== Material shown
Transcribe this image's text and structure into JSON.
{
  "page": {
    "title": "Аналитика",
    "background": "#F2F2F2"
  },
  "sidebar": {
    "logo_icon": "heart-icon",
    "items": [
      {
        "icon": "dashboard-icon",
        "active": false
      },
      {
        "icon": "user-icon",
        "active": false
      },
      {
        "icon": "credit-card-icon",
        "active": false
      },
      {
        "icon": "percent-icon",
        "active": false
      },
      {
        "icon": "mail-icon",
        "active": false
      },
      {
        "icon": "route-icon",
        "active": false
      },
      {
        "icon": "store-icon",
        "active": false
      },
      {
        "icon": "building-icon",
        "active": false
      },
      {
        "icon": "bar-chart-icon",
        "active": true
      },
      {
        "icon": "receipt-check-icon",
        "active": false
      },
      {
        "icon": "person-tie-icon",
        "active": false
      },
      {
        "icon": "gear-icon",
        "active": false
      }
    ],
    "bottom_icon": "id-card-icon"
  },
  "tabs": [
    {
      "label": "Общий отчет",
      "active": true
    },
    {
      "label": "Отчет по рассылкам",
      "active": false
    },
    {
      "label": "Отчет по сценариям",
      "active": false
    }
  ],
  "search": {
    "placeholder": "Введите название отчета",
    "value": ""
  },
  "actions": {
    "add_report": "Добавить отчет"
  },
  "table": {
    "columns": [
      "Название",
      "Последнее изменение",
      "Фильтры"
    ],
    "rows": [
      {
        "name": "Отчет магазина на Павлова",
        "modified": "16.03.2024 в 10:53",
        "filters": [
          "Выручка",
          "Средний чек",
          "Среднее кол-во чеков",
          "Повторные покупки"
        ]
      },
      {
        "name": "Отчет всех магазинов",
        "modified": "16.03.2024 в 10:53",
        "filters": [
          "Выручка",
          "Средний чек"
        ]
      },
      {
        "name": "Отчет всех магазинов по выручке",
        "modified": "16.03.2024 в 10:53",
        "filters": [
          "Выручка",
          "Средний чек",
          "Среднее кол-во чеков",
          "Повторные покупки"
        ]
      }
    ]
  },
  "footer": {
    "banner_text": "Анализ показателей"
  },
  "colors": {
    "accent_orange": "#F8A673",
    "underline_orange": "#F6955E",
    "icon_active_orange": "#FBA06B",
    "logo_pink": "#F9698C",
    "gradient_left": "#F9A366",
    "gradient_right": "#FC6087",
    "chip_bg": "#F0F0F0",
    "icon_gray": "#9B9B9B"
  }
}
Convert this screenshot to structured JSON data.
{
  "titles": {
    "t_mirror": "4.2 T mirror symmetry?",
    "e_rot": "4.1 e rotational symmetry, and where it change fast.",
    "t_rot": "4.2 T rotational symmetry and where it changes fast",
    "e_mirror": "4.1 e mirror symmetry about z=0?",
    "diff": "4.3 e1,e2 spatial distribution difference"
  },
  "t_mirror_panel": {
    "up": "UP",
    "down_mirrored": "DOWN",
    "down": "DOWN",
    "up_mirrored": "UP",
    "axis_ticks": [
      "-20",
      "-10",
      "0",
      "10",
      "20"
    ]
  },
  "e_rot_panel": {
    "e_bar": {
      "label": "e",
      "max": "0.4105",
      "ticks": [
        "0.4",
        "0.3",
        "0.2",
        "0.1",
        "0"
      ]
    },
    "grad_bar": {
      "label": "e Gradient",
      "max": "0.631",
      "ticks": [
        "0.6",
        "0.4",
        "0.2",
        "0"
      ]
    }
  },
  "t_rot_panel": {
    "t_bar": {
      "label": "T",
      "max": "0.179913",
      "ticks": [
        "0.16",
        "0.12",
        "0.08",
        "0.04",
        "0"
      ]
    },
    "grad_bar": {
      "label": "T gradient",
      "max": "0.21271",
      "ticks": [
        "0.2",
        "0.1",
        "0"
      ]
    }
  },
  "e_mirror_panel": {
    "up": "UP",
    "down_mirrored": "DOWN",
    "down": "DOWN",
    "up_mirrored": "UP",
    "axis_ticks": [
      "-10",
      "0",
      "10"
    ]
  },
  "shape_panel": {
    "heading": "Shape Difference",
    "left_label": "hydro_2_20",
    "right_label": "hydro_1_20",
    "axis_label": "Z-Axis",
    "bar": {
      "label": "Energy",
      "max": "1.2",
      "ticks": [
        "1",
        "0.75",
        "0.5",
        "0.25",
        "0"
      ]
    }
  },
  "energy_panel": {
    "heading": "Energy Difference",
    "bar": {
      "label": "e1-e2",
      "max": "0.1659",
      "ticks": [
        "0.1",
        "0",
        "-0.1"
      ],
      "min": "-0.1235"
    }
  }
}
====
What is being asked
From the entries above, extract every line where the word "symmetry" appears.

Expected answer
    "t_mirror": "4.2 T mirror symmetry?",
    "e_rot": "4.1 e rotational symmetry, and where it change fast.",
    "t_rot": "4.2 T rotational symmetry and where it changes fast",
    "e_mirror": "4.1 e mirror symmetry about z=0?",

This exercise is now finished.